Copy out, from the entries below, each line holding the string "name".
═══ Records for the task ═══
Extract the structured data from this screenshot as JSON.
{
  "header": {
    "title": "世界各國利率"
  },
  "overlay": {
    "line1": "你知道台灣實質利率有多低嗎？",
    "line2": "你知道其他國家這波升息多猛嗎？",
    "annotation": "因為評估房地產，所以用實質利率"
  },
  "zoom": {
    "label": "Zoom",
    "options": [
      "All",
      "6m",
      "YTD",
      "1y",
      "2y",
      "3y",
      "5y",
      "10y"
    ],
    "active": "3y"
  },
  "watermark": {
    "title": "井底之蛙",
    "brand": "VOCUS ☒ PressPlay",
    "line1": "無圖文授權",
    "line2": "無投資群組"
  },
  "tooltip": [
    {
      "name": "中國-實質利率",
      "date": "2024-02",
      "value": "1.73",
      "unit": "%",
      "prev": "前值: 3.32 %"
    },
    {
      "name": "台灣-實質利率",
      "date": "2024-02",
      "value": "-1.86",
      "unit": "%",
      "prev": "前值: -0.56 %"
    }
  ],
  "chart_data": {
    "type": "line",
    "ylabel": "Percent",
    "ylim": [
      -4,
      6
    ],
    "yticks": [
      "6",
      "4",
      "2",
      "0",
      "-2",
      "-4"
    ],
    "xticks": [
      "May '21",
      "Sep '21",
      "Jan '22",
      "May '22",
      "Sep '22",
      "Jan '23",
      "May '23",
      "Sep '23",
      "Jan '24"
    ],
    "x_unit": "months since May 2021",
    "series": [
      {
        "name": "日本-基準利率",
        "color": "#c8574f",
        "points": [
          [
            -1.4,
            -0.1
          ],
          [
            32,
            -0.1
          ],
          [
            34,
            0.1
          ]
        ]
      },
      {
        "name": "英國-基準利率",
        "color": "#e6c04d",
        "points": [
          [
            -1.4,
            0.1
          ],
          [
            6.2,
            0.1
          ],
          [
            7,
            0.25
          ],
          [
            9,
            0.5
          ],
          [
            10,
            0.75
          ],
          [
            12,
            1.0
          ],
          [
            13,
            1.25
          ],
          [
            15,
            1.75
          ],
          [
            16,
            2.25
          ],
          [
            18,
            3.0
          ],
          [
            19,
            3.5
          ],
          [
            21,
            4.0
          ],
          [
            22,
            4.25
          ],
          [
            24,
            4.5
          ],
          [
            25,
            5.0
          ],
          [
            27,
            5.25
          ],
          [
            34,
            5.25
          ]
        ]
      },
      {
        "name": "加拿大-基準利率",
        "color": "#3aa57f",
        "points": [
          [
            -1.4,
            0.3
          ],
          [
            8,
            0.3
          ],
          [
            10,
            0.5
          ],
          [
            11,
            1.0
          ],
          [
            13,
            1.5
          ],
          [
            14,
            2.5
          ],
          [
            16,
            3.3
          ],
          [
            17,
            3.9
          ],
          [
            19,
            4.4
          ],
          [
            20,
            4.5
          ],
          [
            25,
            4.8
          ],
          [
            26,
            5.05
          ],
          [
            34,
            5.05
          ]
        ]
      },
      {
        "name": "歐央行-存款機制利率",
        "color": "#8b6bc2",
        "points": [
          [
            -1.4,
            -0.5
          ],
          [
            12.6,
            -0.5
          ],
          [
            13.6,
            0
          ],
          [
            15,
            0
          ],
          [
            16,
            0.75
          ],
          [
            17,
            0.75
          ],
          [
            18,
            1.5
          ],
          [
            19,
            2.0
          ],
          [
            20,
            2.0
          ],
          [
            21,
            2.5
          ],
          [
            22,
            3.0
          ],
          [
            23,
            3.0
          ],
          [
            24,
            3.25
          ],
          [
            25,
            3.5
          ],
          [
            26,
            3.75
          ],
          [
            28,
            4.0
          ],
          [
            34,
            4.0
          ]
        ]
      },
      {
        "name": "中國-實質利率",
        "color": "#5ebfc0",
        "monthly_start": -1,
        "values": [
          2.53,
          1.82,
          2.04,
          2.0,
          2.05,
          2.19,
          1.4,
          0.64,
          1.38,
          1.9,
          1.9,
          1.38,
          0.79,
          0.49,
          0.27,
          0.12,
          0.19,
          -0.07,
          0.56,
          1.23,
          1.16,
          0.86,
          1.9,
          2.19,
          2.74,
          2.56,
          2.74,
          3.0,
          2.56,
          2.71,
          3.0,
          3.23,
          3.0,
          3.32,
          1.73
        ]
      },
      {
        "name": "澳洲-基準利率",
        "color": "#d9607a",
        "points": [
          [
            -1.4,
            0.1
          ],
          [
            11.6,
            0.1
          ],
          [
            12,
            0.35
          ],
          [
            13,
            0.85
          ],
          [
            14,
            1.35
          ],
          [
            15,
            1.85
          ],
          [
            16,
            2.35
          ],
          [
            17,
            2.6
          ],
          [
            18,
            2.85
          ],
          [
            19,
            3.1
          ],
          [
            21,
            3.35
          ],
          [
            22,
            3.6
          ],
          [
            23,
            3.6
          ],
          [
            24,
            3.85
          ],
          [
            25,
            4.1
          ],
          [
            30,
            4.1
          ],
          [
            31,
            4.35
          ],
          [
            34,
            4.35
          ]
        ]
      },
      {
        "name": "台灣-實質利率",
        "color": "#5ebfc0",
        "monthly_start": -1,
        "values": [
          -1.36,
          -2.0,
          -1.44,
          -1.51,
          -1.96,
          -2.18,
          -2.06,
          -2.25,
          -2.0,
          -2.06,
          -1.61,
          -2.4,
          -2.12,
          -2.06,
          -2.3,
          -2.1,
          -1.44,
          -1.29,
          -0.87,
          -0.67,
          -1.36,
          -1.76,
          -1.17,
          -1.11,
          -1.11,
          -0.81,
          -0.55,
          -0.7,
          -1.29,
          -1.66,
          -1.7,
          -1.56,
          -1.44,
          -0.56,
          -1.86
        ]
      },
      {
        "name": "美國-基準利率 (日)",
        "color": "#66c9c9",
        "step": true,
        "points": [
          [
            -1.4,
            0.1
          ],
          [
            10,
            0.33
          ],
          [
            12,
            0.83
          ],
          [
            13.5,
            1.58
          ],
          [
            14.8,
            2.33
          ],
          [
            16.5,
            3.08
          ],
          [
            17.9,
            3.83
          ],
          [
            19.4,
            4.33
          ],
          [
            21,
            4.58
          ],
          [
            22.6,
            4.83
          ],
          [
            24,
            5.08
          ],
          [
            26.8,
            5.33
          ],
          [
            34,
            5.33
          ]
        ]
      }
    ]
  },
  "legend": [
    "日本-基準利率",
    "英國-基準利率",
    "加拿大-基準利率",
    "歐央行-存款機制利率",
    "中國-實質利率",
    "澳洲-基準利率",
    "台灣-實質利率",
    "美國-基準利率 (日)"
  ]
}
═══
> Final result
      "name": "中國-實質利率",
      "name": "台灣-實質利率",
        "name": "日本-基準利率",
        "name": "英國-基準利率",
        "name": "加拿大-基準利率",
        "name": "歐央行-存款機制利率",
        "name": "中國-實質利率",
        "name": "澳洲-基準利率",
        "name": "台灣-實質利率",
        "name": "美國-基準利率 (日)",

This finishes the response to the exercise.